What is expected:
Extract the text of every entry below exactly; leave images out.

Dataset records:
"""
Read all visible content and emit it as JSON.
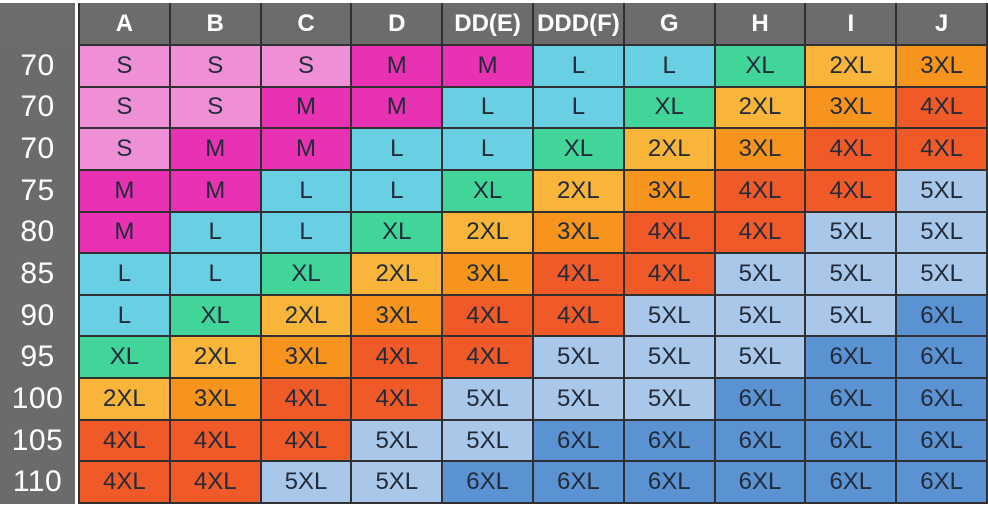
{
  "ui_colors": {
    "page_bg": "#ffffff",
    "header_bg": "#6d6c6d",
    "label_bg": "#6b6b6b",
    "border": "#303033",
    "header_text": "#ffffff",
    "cell_text": "#222b3a"
  },
  "table": {
    "corner_label": "",
    "size_colors": {
      "S": "#ef90d7",
      "M": "#e832b3",
      "L": "#68d0e2",
      "XL": "#42d59a",
      "2XL": "#f9b53a",
      "3XL": "#f7941e",
      "4XL": "#f05a28",
      "5XL": "#a9c7e9",
      "6XL": "#5b92d2"
    }
  },
  "chart_data": {
    "type": "table",
    "columns": [
      "A",
      "B",
      "C",
      "D",
      "DD(E)",
      "DDD(F)",
      "G",
      "H",
      "I",
      "J"
    ],
    "row_labels": [
      "70",
      "70",
      "70",
      "75",
      "80",
      "85",
      "90",
      "95",
      "100",
      "105",
      "110"
    ],
    "rows": [
      [
        "S",
        "S",
        "S",
        "M",
        "M",
        "L",
        "L",
        "XL",
        "2XL",
        "3XL"
      ],
      [
        "S",
        "S",
        "M",
        "M",
        "L",
        "L",
        "XL",
        "2XL",
        "3XL",
        "4XL"
      ],
      [
        "S",
        "M",
        "M",
        "L",
        "L",
        "XL",
        "2XL",
        "3XL",
        "4XL",
        "4XL"
      ],
      [
        "M",
        "M",
        "L",
        "L",
        "XL",
        "2XL",
        "3XL",
        "4XL",
        "4XL",
        "5XL"
      ],
      [
        "M",
        "L",
        "L",
        "XL",
        "2XL",
        "3XL",
        "4XL",
        "4XL",
        "5XL",
        "5XL"
      ],
      [
        "L",
        "L",
        "XL",
        "2XL",
        "3XL",
        "4XL",
        "4XL",
        "5XL",
        "5XL",
        "5XL"
      ],
      [
        "L",
        "XL",
        "2XL",
        "3XL",
        "4XL",
        "4XL",
        "5XL",
        "5XL",
        "5XL",
        "6XL"
      ],
      [
        "XL",
        "2XL",
        "3XL",
        "4XL",
        "4XL",
        "5XL",
        "5XL",
        "5XL",
        "6XL",
        "6XL"
      ],
      [
        "2XL",
        "3XL",
        "4XL",
        "4XL",
        "5XL",
        "5XL",
        "5XL",
        "6XL",
        "6XL",
        "6XL"
      ],
      [
        "4XL",
        "4XL",
        "4XL",
        "5XL",
        "5XL",
        "6XL",
        "6XL",
        "6XL",
        "6XL",
        "6XL"
      ],
      [
        "4XL",
        "4XL",
        "5XL",
        "5XL",
        "6XL",
        "6XL",
        "6XL",
        "6XL",
        "6XL",
        "6XL"
      ]
    ],
    "color_legend": {
      "S": "#ef90d7",
      "M": "#e832b3",
      "L": "#68d0e2",
      "XL": "#42d59a",
      "2XL": "#f9b53a",
      "3XL": "#f7941e",
      "4XL": "#f05a28",
      "5XL": "#a9c7e9",
      "6XL": "#5b92d2"
    },
    "grid": true,
    "legend_position": "none",
    "title": ""
  }
}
"""
Exercise output:
Read all visible content and emit it as JSON.
{
  "ui_colors": {
    "page_bg": "#ffffff",
    "header_bg": "#6d6c6d",
    "label_bg": "#6b6b6b",
    "border": "#303033",
    "header_text": "#ffffff",
    "cell_text": "#222b3a"
  },
  "table": {
    "corner_label": "",
    "size_colors": {
      "S": "#ef90d7",
      "M": "#e832b3",
      "L": "#68d0e2",
      "XL": "#42d59a",
      "2XL": "#f9b53a",
      "3XL": "#f7941e",
      "4XL": "#f05a28",
      "5XL": "#a9c7e9",
      "6XL": "#5b92d2"
    }
  },
  "chart_data": {
    "type": "table",
    "columns": [
      "A",
      "B",
      "C",
      "D",
      "DD(E)",
      "DDD(F)",
      "G",
      "H",
      "I",
      "J"
    ],
    "row_labels": [
      "70",
      "70",
      "70",
      "75",
      "80",
      "85",
      "90",
      "95",
      "100",
      "105",
      "110"
    ],
    "rows": [
      [
        "S",
        "S",
        "S",
        "M",
        "M",
        "L",
        "L",
        "XL",
        "2XL",
        "3XL"
      ],
      [
        "S",
        "S",
        "M",
        "M",
        "L",
        "L",
        "XL",
        "2XL",
        "3XL",
        "4XL"
      ],
      [
        "S",
        "M",
        "M",
        "L",
        "L",
        "XL",
        "2XL",
        "3XL",
        "4XL",
        "4XL"
      ],
      [
        "M",
        "M",
        "L",
        "L",
        "XL",
        "2XL",
        "3XL",
        "4XL",
        "4XL",
        "5XL"
      ],
      [
        "M",
        "L",
        "L",
        "XL",
        "2XL",
        "3XL",
        "4XL",
        "4XL",
        "5XL",
        "5XL"
      ],
      [
        "L",
        "L",
        "XL",
        "2XL",
        "3XL",
        "4XL",
        "4XL",
        "5XL",
        "5XL",
        "5XL"
      ],
      [
        "L",
        "XL",
        "2XL",
        "3XL",
        "4XL",
        "4XL",
        "5XL",
        "5XL",
        "5XL",
        "6XL"
      ],
      [
        "XL",
        "2XL",
        "3XL",
        "4XL",
        "4XL",
        "5XL",
        "5XL",
        "5XL",
        "6XL",
        "6XL"
      ],
      [
        "2XL",
        "3XL",
        "4XL",
        "4XL",
        "5XL",
        "5XL",
        "5XL",
        "6XL",
        "6XL",
        "6XL"
      ],
      [
        "4XL",
        "4XL",
        "4XL",
        "5XL",
        "5XL",
        "6XL",
        "6XL",
        "6XL",
        "6XL",
        "6XL"
      ],
      [
        "4XL",
        "4XL",
        "5XL",
        "5XL",
        "6XL",
        "6XL",
        "6XL",
        "6XL",
        "6XL",
        "6XL"
      ]
    ],
    "color_legend": {
      "S": "#ef90d7",
      "M": "#e832b3",
      "L": "#68d0e2",
      "XL": "#42d59a",
      "2XL": "#f9b53a",
      "3XL": "#f7941e",
      "4XL": "#f05a28",
      "5XL": "#a9c7e9",
      "6XL": "#5b92d2"
    },
    "grid": true,
    "legend_position": "none",
    "title": ""
  }
}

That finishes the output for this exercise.